— start of INPUT FOR THIS TASK —

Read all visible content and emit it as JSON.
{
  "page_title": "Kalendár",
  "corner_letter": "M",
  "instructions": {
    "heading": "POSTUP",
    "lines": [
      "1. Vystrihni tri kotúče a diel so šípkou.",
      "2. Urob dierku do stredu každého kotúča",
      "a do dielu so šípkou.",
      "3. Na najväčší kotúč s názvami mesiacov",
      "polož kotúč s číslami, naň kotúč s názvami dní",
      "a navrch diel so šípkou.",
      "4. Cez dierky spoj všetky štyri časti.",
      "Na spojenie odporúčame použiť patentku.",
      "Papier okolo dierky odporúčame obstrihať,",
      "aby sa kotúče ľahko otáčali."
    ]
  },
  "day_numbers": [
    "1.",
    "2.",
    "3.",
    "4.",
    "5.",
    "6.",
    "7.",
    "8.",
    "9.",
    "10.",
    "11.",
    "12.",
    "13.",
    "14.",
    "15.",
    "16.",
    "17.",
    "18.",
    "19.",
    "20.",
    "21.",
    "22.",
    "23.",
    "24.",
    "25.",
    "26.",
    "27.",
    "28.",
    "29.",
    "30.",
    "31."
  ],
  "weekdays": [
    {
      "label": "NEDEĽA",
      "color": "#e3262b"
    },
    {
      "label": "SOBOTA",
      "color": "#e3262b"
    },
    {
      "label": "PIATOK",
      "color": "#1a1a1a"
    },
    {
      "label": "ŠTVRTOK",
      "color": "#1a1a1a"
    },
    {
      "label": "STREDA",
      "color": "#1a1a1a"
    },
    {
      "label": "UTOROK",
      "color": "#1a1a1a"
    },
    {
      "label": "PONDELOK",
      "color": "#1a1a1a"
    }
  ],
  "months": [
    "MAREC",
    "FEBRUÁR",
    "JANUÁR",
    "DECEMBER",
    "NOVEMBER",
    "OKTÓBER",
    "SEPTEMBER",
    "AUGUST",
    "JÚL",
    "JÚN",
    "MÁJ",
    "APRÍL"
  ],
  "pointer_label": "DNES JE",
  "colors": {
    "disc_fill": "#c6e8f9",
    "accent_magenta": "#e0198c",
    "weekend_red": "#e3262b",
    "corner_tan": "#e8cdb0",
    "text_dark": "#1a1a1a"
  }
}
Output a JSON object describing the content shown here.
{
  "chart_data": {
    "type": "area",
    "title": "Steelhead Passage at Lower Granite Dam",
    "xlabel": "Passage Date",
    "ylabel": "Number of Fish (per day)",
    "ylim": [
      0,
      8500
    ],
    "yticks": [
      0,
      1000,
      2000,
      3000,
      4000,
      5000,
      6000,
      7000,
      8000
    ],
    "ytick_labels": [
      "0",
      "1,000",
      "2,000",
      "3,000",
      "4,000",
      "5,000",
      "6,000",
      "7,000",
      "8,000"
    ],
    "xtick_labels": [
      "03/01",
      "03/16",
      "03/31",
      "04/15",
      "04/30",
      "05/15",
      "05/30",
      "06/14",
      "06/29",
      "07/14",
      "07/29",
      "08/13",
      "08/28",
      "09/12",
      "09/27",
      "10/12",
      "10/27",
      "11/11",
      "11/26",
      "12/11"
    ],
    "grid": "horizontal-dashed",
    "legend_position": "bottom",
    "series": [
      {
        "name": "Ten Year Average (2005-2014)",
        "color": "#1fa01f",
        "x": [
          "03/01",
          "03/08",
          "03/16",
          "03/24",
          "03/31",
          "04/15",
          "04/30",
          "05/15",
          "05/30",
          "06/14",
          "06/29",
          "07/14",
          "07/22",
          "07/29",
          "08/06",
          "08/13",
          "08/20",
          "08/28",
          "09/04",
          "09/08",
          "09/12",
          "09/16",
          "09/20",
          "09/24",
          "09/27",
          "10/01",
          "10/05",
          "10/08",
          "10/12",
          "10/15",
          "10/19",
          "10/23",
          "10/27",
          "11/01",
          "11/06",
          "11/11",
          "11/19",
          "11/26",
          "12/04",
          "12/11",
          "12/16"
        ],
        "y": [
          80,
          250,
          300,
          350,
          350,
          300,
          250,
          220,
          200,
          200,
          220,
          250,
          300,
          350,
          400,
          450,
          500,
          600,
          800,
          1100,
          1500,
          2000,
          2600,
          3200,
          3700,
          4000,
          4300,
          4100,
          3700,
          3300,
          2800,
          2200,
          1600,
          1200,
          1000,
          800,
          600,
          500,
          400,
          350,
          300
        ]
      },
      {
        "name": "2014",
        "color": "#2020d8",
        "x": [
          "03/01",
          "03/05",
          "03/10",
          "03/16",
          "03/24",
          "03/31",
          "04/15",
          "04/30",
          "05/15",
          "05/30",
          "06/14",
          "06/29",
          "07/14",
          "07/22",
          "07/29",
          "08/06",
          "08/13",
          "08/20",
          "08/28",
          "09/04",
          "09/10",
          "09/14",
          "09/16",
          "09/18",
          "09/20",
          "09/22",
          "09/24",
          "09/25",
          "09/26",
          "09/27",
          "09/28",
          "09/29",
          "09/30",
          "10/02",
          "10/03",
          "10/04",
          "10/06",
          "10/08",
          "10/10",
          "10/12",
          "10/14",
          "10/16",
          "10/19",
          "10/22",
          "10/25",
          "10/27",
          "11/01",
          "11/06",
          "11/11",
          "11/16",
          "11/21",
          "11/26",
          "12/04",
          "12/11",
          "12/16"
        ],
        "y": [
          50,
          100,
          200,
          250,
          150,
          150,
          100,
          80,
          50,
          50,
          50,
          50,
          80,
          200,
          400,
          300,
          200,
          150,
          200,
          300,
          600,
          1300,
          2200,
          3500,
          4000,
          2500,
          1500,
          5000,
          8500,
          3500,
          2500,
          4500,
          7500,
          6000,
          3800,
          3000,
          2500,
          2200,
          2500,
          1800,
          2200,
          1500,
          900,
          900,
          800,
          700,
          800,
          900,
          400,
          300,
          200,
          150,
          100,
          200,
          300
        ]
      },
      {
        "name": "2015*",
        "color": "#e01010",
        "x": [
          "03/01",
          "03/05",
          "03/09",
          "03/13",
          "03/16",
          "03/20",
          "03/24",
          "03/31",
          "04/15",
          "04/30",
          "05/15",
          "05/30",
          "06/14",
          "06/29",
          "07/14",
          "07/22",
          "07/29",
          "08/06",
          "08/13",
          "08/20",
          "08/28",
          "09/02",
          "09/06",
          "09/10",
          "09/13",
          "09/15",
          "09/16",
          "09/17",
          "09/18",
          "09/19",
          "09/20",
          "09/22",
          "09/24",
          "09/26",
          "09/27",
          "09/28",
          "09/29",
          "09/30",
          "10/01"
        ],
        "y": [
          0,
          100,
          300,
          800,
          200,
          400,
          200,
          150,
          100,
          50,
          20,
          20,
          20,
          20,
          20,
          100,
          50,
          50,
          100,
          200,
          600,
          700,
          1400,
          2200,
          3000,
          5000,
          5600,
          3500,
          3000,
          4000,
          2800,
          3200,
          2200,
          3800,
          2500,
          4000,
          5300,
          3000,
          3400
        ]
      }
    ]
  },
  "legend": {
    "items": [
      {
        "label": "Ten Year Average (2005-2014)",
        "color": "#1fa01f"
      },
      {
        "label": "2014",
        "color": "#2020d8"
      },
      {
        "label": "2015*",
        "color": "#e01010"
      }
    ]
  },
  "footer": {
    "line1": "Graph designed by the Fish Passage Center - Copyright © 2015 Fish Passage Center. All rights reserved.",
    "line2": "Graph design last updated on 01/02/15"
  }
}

— end of INPUT FOR THIS TASK —

Exactly reproduce every line of the data above.

> **COMPLETE RESPONSE**
Read all visible content and emit it as JSON.
{
  "page_title": "Kalendár",
  "corner_letter": "M",
  "instructions": {
    "heading": "POSTUP",
    "lines": [
      "1. Vystrihni tri kotúče a diel so šípkou.",
      "2. Urob dierku do stredu každého kotúča",
      "a do dielu so šípkou.",
      "3. Na najväčší kotúč s názvami mesiacov",
      "polož kotúč s číslami, naň kotúč s názvami dní",
      "a navrch diel so šípkou.",
      "4. Cez dierky spoj všetky štyri časti.",
      "Na spojenie odporúčame použiť patentku.",
      "Papier okolo dierky odporúčame obstrihať,",
      "aby sa kotúče ľahko otáčali."
    ]
  },
  "day_numbers": [
    "1.",
    "2.",
    "3.",
    "4.",
    "5.",
    "6.",
    "7.",
    "8.",
    "9.",
    "10.",
    "11.",
    "12.",
    "13.",
    "14.",
    "15.",
    "16.",
    "17.",
    "18.",
    "19.",
    "20.",
    "21.",
    "22.",
    "23.",
    "24.",
    "25.",
    "26.",
    "27.",
    "28.",
    "29.",
    "30.",
    "31."
  ],
  "weekdays": [
    {
      "label": "NEDEĽA",
      "color": "#e3262b"
    },
    {
      "label": "SOBOTA",
      "color": "#e3262b"
    },
    {
      "label": "PIATOK",
      "color": "#1a1a1a"
    },
    {
      "label": "ŠTVRTOK",
      "color": "#1a1a1a"
    },
    {
      "label": "STREDA",
      "color": "#1a1a1a"
    },
    {
      "label": "UTOROK",
      "color": "#1a1a1a"
    },
    {
      "label": "PONDELOK",
      "color": "#1a1a1a"
    }
  ],
  "months": [
    "MAREC",
    "FEBRUÁR",
    "JANUÁR",
    "DECEMBER",
    "NOVEMBER",
    "OKTÓBER",
    "SEPTEMBER",
    "AUGUST",
    "JÚL",
    "JÚN",
    "MÁJ",
    "APRÍL"
  ],
  "pointer_label": "DNES JE",
  "colors": {
    "disc_fill": "#c6e8f9",
    "accent_magenta": "#e0198c",
    "weekend_red": "#e3262b",
    "corner_tan": "#e8cdb0",
    "text_dark": "#1a1a1a"
  }
}
Output a JSON object describing the content shown here.
{
  "chart_data": {
    "type": "area",
    "title": "Steelhead Passage at Lower Granite Dam",
    "xlabel": "Passage Date",
    "ylabel": "Number of Fish (per day)",
    "ylim": [
      0,
      8500
    ],
    "yticks": [
      0,
      1000,
      2000,
      3000,
      4000,
      5000,
      6000,
      7000,
      8000
    ],
    "ytick_labels": [
      "0",
      "1,000",
      "2,000",
      "3,000",
      "4,000",
      "5,000",
      "6,000",
      "7,000",
      "8,000"
    ],
    "xtick_labels": [
      "03/01",
      "03/16",
      "03/31",
      "04/15",
      "04/30",
      "05/15",
      "05/30",
      "06/14",
      "06/29",
      "07/14",
      "07/29",
      "08/13",
      "08/28",
      "09/12",
      "09/27",
      "10/12",
      "10/27",
      "11/11",
      "11/26",
      "12/11"
    ],
    "grid": "horizontal-dashed",
    "legend_position": "bottom",
    "series": [
      {
        "name": "Ten Year Average (2005-2014)",
        "color": "#1fa01f",
        "x": [
          "03/01",
          "03/08",
          "03/16",
          "03/24",
          "03/31",
          "04/15",
          "04/30",
          "05/15",
          "05/30",
          "06/14",
          "06/29",
          "07/14",
          "07/22",
          "07/29",
          "08/06",
          "08/13",
          "08/20",
          "08/28",
          "09/04",
          "09/08",
          "09/12",
          "09/16",
          "09/20",
          "09/24",
          "09/27",
          "10/01",
          "10/05",
          "10/08",
          "10/12",
          "10/15",
          "10/19",
          "10/23",
          "10/27",
          "11/01",
          "11/06",
          "11/11",
          "11/19",
          "11/26",
          "12/04",
          "12/11",
          "12/16"
        ],
        "y": [
          80,
          250,
          300,
          350,
          350,
          300,
          250,
          220,
          200,
          200,
          220,
          250,
          300,
          350,
          400,
          450,
          500,
          600,
          800,
          1100,
          1500,
          2000,
          2600,
          3200,
          3700,
          4000,
          4300,
          4100,
          3700,
          3300,
          2800,
          2200,
          1600,
          1200,
          1000,
          800,
          600,
          500,
          400,
          350,
          300
        ]
      },
      {
        "name": "2014",
        "color": "#2020d8",
        "x": [
          "03/01",
          "03/05",
          "03/10",
          "03/16",
          "03/24",
          "03/31",
          "04/15",
          "04/30",
          "05/15",
          "05/30",
          "06/14",
          "06/29",
          "07/14",
          "07/22",
          "07/29",
          "08/06",
          "08/13",
          "08/20",
          "08/28",
          "09/04",
          "09/10",
          "09/14",
          "09/16",
          "09/18",
          "09/20",
          "09/22",
          "09/24",
          "09/25",
          "09/26",
          "09/27",
          "09/28",
          "09/29",
          "09/30",
          "10/02",
          "10/03",
          "10/04",
          "10/06",
          "10/08",
          "10/10",
          "10/12",
          "10/14",
          "10/16",
          "10/19",
          "10/22",
          "10/25",
          "10/27",
          "11/01",
          "11/06",
          "11/11",
          "11/16",
          "11/21",
          "11/26",
          "12/04",
          "12/11",
          "12/16"
        ],
        "y": [
          50,
          100,
          200,
          250,
          150,
          150,
          100,
          80,
          50,
          50,
          50,
          50,
          80,
          200,
          400,
          300,
          200,
          150,
          200,
          300,
          600,
          1300,
          2200,
          3500,
          4000,
          2500,
          1500,
          5000,
          8500,
          3500,
          2500,
          4500,
          7500,
          6000,
          3800,
          3000,
          2500,
          2200,
          2500,
          1800,
          2200,
          1500,
          900,
          900,
          800,
          700,
          800,
          900,
          400,
          300,
          200,
          150,
          100,
          200,
          300
        ]
      },
      {
        "name": "2015*",
        "color": "#e01010",
        "x": [
          "03/01",
          "03/05",
          "03/09",
          "03/13",
          "03/16",
          "03/20",
          "03/24",
          "03/31",
          "04/15",
          "04/30",
          "05/15",
          "05/30",
          "06/14",
          "06/29",
          "07/14",
          "07/22",
          "07/29",
          "08/06",
          "08/13",
          "08/20",
          "08/28",
          "09/02",
          "09/06",
          "09/10",
          "09/13",
          "09/15",
          "09/16",
          "09/17",
          "09/18",
          "09/19",
          "09/20",
          "09/22",
          "09/24",
          "09/26",
          "09/27",
          "09/28",
          "09/29",
          "09/30",
          "10/01"
        ],
        "y": [
          0,
          100,
          300,
          800,
          200,
          400,
          200,
          150,
          100,
          50,
          20,
          20,
          20,
          20,
          20,
          100,
          50,
          50,
          100,
          200,
          600,
          700,
          1400,
          2200,
          3000,
          5000,
          5600,
          3500,
          3000,
          4000,
          2800,
          3200,
          2200,
          3800,
          2500,
          4000,
          5300,
          3000,
          3400
        ]
      }
    ]
  },
  "legend": {
    "items": [
      {
        "label": "Ten Year Average (2005-2014)",
        "color": "#1fa01f"
      },
      {
        "label": "2014",
        "color": "#2020d8"
      },
      {
        "label": "2015*",
        "color": "#e01010"
      }
    ]
  },
  "footer": {
    "line1": "Graph designed by the Fish Passage Center - Copyright © 2015 Fish Passage Center. All rights reserved.",
    "line2": "Graph design last updated on 01/02/15"
  }
}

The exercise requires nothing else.